- _Job_:
Find every line with the string "работу" in it, count them, and reply with that count only.

── Data lines ──

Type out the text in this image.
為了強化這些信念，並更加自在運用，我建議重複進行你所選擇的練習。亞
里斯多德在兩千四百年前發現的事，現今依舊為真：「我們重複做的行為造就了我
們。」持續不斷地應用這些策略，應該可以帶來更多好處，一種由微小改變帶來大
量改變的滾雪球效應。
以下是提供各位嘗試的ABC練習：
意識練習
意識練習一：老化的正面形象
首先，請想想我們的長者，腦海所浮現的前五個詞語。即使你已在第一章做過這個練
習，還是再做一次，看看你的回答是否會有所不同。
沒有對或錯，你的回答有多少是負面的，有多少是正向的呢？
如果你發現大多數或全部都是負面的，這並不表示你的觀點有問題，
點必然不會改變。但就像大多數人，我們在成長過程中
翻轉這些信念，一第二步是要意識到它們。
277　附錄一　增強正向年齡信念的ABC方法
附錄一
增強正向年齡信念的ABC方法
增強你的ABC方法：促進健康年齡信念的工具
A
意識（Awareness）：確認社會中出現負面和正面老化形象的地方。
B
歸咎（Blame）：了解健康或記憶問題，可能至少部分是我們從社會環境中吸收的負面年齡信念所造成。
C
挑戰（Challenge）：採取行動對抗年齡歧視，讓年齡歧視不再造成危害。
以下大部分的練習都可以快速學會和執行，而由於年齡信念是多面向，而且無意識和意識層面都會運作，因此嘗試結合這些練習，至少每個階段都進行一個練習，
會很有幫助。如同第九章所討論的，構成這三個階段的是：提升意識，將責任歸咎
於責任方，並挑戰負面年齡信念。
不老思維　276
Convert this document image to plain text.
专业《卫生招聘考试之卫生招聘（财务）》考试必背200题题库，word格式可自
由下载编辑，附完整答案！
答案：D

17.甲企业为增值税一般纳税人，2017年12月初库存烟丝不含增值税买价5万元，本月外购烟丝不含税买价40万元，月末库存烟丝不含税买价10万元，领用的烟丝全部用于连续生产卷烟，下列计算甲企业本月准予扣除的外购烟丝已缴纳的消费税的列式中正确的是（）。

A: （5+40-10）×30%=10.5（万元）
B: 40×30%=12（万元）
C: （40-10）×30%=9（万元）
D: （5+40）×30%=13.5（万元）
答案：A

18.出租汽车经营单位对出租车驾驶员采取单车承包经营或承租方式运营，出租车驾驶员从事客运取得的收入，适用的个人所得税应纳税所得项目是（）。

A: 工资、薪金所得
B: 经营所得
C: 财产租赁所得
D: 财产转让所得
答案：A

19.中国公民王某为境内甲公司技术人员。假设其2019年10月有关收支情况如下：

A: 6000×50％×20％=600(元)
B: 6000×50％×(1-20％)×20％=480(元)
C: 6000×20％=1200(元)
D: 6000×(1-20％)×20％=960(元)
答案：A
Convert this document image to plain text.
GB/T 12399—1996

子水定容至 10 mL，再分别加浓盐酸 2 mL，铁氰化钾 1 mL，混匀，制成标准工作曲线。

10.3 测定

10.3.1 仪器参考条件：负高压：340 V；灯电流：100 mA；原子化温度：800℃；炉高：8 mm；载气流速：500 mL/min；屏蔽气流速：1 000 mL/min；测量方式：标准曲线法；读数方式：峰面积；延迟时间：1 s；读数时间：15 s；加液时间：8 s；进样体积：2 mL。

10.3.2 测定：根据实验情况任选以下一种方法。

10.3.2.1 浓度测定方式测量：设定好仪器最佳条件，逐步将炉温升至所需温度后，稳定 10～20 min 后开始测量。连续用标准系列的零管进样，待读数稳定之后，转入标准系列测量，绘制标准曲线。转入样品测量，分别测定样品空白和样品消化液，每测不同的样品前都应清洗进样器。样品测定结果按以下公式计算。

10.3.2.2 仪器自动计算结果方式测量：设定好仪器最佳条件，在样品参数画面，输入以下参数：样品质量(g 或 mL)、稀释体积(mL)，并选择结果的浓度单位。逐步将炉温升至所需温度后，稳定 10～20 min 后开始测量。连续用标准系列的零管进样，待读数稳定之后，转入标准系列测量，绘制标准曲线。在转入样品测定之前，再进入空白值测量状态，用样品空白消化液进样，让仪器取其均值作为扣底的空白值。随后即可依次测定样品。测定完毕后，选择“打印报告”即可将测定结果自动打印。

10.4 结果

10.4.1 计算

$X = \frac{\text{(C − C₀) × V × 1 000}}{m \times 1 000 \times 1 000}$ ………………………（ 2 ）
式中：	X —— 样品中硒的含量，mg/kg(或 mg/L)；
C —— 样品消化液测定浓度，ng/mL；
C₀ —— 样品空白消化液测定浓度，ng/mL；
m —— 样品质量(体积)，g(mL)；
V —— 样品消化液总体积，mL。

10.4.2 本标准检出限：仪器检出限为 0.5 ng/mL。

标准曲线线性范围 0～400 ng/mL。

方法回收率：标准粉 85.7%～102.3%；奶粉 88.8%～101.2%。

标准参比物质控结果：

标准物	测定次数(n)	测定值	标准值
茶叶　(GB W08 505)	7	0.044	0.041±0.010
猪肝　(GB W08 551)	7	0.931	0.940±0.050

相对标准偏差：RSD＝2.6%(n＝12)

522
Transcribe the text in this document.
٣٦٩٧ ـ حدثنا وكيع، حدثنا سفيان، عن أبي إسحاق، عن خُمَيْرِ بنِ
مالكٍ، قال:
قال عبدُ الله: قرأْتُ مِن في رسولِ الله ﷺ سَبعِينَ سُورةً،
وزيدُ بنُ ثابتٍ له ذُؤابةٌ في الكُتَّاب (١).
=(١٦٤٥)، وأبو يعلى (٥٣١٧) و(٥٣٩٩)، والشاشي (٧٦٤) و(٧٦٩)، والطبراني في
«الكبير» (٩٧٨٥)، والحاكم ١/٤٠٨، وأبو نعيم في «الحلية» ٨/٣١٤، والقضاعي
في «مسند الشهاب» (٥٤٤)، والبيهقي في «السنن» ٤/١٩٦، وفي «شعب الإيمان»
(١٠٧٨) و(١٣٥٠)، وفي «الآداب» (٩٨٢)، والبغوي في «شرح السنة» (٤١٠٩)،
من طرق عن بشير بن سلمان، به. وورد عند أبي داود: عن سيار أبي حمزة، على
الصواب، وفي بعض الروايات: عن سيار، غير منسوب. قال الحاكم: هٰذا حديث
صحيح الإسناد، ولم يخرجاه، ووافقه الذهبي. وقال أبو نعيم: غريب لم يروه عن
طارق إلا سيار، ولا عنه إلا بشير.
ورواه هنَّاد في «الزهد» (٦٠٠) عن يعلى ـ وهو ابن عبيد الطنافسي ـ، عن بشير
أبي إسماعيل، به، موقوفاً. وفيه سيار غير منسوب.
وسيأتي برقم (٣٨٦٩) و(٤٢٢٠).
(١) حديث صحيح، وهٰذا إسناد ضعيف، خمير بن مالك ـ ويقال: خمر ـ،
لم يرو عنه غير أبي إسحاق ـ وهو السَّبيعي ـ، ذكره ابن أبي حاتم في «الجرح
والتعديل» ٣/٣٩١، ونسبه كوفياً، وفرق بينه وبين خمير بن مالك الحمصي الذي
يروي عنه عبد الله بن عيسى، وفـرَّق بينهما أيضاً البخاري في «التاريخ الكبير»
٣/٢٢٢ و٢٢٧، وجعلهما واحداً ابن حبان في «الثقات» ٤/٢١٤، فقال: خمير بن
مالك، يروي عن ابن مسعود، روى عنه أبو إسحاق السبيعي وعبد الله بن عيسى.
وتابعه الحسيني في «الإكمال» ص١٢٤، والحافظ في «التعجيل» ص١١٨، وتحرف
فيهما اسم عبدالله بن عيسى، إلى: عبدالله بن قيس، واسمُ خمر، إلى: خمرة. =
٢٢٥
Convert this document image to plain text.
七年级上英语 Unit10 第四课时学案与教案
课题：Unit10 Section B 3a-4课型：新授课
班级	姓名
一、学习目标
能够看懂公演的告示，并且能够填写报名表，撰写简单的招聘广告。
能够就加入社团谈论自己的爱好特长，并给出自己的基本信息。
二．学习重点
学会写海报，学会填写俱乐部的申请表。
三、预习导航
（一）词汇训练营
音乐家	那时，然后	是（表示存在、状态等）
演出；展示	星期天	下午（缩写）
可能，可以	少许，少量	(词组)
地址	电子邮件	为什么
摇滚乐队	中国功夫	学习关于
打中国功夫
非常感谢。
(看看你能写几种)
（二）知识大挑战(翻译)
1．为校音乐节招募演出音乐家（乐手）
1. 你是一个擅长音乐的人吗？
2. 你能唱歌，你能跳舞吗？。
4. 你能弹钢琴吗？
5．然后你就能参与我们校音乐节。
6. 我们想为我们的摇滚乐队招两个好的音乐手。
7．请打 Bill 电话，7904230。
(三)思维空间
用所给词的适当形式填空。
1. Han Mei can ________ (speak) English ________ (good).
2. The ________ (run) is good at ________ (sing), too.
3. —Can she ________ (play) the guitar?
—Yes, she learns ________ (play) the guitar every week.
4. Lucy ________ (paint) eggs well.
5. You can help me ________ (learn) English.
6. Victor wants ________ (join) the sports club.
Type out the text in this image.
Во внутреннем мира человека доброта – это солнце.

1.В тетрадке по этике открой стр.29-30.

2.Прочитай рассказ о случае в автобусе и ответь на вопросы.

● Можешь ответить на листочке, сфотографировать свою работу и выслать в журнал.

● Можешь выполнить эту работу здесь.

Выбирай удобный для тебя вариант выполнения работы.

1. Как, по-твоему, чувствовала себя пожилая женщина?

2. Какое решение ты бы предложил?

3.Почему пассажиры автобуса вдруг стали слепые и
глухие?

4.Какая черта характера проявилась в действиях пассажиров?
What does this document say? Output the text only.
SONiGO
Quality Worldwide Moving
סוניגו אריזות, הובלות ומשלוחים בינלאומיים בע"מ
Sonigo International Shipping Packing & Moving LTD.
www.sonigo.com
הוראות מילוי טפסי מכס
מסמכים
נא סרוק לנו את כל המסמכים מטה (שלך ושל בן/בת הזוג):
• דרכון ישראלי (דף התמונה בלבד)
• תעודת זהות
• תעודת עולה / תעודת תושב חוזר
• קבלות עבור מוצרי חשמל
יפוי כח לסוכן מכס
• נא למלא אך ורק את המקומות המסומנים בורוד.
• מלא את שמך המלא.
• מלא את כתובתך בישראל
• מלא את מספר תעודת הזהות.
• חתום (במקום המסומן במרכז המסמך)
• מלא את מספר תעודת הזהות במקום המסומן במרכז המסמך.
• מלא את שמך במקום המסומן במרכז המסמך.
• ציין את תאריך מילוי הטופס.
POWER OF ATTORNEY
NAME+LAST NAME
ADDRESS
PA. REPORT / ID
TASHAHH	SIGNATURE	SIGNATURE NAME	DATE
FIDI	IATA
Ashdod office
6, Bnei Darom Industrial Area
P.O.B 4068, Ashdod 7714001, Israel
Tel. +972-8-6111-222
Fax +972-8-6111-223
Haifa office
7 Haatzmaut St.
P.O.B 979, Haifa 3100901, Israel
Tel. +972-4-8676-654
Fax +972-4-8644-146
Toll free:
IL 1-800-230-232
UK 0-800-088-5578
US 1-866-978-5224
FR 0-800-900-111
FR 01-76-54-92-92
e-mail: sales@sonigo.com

───

- _Result of the task_:
2